Le Voile déchiré est très bien joué. M. Bernard est excellent de sincérité et d’émotion dans le rôle de Jacques. Mlle Cerny a grande allure dans celui de Micheline, où elle semble, au second acte, une statue de la désolation. Et M. Alexandre, dans le bref entretien de Robert avec Jacques, a bien traduit, par le jeu de sa physionomie, la confusion du traître démasqué.


C’est une erreur d’avoir représenté Intérieur à la Comédie-Française. La pièce de M. Maurice Maeterlinck est connue, et elle est fameuse, depuis longtemps : la valeur n’en est pas en cause, Comme dans l’Intruse et dans les Aveugles, l’auteur a su nous y donner le frisson du mystère qui nous entoure, la peur de l’inconnu où nous errons. Voici un intérieur paisible : la famille est réunie sous la lampe, les parents lisent, les jeunes filles se penchent sur un ouvrage de couture, l’enfant dort. Rien à craindre : les portes sont fermées et les verrous ont été mis. Or sur cette scène doucement lumineuse plane l’ombre d’un malheur qui est déjà un fait accompli. Ni les portes closes, ni les verrous poussés n’arrêtent le malheur. Du dehors un homme qui soit, contemple ces pauvres gens qui ne savent pas ; et parce qu’il sait, la scène lui apparaît tout autre. Tel est pour nous tous le drame de la destinée : nous sommes sans défiance et déjà le malheur est sur nous !

Partie des données —
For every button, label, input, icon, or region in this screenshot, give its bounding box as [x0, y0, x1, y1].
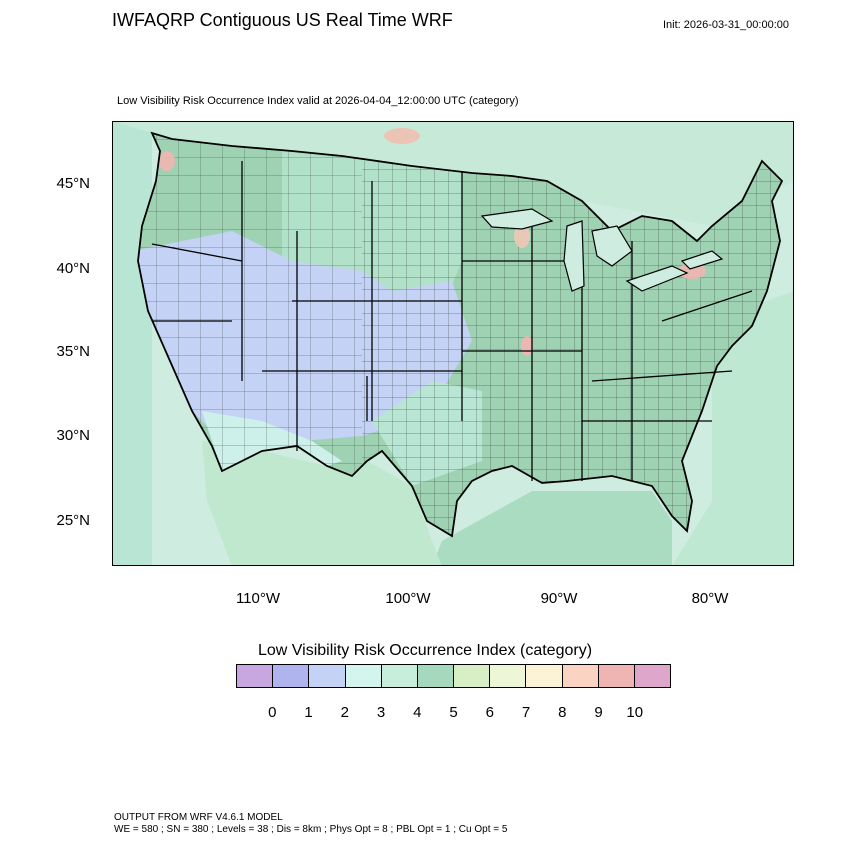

À produire — Pouvez-vous recopier mot pour mot, dans la critique théâtrale, tout le passage allant de « Le Voile déchiré » jusqu'à « du traître démasqué. » ? Les lignes forment un matériau à part, distinct de la critique théâtrale.

Résultat —
Le Voile déchiré est très bien joué. M. Bernard est excellent de sincérité et d’émotion dans le rôle de Jacques. Mlle Cerny a grande allure dans celui de Micheline, où elle semble, au second acte, une statue de la désolation. Et M. Alexandre, dans le bref entretien de Robert avec Jacques, a bien traduit, par le jeu de sa physionomie, la confusion du traître démasqué.